Collected data
..........
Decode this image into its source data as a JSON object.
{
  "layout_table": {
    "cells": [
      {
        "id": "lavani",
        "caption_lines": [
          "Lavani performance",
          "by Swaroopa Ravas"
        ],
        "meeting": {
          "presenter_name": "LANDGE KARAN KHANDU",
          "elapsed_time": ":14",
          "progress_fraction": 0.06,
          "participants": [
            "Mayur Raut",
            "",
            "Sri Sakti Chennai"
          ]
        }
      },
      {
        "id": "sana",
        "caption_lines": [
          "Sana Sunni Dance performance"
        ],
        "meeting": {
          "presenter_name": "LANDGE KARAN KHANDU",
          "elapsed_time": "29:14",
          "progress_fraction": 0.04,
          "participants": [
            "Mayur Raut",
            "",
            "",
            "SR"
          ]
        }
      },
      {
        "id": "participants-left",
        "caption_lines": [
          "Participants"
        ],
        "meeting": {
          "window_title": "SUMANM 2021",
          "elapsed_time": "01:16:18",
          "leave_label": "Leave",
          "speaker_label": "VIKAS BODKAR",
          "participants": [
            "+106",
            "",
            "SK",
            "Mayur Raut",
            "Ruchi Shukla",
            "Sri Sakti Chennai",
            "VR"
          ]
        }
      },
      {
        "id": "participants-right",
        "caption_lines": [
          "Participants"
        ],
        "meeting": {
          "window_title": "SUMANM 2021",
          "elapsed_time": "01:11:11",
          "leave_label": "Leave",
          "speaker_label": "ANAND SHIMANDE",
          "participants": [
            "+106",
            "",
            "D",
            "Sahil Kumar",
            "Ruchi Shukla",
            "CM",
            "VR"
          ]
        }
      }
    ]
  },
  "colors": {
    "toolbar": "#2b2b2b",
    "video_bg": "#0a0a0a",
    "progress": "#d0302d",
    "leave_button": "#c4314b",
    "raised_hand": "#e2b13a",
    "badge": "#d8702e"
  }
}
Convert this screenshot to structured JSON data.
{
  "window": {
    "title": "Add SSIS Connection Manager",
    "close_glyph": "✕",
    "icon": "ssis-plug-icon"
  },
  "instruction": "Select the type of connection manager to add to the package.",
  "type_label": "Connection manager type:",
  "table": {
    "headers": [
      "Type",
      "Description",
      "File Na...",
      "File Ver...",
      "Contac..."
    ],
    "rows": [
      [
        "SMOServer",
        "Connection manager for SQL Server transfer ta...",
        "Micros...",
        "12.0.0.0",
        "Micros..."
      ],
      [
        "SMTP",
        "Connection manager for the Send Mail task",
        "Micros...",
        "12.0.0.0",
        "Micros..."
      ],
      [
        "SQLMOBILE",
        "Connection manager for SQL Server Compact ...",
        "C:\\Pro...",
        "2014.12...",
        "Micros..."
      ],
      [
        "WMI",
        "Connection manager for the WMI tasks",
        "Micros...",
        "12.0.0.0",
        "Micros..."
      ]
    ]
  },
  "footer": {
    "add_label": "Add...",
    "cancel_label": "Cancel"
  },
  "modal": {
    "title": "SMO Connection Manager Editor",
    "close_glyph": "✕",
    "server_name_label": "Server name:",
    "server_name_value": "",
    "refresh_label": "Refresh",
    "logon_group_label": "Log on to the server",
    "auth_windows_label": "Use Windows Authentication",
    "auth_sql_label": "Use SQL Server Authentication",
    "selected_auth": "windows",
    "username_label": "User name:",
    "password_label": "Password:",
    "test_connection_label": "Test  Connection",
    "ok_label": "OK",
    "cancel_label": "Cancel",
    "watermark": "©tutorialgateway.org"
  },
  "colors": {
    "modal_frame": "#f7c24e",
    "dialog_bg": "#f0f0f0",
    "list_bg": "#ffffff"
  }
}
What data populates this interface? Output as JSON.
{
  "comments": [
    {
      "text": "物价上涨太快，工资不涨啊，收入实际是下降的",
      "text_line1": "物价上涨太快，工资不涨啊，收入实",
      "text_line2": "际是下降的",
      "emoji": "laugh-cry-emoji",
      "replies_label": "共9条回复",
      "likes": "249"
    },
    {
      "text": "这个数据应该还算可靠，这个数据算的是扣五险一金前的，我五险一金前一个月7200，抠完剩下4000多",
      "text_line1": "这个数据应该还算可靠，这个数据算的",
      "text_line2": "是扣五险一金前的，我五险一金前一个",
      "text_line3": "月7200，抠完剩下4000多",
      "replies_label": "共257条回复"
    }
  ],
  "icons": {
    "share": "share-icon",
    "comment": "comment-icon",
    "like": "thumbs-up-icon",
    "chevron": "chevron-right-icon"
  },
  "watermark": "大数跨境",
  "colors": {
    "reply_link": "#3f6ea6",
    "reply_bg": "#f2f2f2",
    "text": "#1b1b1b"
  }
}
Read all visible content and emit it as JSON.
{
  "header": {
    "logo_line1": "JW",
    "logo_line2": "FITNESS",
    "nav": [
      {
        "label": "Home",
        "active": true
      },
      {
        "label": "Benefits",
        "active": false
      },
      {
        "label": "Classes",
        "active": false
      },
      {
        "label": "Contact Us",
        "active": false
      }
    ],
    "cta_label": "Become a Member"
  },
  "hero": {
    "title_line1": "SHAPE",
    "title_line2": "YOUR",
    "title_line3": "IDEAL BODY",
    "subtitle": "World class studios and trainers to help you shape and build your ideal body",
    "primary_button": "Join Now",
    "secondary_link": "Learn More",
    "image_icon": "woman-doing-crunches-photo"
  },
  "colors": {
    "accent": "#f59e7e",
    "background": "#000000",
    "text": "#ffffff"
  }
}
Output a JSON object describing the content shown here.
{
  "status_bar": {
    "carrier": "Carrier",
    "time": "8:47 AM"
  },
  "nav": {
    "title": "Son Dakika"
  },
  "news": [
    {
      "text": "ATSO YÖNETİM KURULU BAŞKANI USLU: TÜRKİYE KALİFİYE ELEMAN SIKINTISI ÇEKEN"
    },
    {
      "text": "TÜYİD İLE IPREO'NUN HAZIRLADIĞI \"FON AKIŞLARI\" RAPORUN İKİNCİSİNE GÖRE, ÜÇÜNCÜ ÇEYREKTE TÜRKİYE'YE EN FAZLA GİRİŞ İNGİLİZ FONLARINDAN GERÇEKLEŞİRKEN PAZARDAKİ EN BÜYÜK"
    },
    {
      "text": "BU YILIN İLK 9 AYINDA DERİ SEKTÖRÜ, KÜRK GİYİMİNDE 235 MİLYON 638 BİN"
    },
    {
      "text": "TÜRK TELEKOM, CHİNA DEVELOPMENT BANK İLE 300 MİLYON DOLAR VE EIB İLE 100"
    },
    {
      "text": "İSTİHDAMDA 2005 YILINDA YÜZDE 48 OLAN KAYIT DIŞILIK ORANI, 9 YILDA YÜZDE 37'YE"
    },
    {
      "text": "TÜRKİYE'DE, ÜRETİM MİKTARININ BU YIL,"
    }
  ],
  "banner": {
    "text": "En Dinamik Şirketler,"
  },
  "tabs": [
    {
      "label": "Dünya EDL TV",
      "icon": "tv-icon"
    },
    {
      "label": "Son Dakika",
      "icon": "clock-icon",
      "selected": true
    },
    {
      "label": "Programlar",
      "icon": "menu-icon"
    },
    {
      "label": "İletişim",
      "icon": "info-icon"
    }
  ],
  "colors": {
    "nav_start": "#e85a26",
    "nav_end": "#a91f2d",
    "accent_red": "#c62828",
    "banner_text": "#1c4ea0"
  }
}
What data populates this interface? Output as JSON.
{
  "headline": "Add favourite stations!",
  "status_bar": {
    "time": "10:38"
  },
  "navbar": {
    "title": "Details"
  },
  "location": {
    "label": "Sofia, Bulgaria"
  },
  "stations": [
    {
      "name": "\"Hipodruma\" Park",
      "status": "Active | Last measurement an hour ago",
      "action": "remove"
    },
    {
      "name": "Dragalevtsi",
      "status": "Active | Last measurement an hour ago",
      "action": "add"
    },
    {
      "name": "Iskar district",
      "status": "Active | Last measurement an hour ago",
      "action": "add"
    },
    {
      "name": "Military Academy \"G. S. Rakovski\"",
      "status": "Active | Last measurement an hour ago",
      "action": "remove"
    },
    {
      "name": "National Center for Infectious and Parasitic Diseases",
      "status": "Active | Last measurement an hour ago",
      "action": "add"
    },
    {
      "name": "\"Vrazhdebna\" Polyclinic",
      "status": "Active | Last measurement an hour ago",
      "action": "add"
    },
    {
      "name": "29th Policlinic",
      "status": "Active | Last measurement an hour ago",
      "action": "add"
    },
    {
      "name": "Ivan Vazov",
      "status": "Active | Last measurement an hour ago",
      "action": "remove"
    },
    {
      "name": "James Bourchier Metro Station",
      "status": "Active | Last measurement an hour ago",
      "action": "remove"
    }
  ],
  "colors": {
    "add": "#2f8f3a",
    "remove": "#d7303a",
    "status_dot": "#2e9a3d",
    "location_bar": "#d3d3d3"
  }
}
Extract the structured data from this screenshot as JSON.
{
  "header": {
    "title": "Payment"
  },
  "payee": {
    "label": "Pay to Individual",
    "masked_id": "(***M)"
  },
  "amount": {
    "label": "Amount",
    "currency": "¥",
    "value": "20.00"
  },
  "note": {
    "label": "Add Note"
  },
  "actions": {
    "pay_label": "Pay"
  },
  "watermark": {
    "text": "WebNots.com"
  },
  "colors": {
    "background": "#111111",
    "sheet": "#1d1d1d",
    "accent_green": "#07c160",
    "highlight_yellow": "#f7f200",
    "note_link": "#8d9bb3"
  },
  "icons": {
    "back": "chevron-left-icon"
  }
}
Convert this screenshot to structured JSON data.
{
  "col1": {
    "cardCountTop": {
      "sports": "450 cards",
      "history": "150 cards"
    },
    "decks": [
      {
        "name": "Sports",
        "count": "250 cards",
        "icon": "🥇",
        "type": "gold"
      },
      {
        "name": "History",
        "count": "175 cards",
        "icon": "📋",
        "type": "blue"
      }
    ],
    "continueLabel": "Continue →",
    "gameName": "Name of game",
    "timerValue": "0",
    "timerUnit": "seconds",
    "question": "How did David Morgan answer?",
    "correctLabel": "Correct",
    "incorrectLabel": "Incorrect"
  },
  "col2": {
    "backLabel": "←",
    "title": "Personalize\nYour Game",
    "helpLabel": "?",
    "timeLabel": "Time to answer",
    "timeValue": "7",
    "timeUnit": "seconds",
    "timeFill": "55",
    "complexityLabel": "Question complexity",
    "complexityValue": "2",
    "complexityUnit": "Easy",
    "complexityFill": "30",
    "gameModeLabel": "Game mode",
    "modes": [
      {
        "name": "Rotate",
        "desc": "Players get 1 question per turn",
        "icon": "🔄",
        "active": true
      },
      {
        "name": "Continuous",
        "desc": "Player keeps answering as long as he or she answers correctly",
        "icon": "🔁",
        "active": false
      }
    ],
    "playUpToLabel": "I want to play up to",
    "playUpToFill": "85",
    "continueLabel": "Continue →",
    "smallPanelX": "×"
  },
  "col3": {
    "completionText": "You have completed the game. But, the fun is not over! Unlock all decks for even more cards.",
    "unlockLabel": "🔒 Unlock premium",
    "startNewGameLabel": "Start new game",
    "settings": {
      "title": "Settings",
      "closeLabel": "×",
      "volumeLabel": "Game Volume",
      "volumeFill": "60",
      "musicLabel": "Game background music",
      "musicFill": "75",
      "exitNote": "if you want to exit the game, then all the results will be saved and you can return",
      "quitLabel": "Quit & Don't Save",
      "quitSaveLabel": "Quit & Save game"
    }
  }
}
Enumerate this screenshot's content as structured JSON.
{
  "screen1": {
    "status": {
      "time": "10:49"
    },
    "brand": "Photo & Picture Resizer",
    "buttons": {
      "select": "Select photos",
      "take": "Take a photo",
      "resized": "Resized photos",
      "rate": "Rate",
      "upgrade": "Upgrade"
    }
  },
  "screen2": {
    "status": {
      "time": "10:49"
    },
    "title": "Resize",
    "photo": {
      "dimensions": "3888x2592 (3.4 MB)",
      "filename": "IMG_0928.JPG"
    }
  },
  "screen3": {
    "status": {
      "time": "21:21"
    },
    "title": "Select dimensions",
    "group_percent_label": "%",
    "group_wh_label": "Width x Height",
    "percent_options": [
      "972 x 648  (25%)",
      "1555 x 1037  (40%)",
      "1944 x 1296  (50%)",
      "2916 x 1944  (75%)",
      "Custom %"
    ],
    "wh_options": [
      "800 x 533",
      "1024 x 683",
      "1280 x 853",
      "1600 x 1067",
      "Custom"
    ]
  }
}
..........
§ TASK DESCRIPTION
Count each line of the entries that holds the word "stations", then state the total and nothing more.

§ EXERCISE OUTPUT
2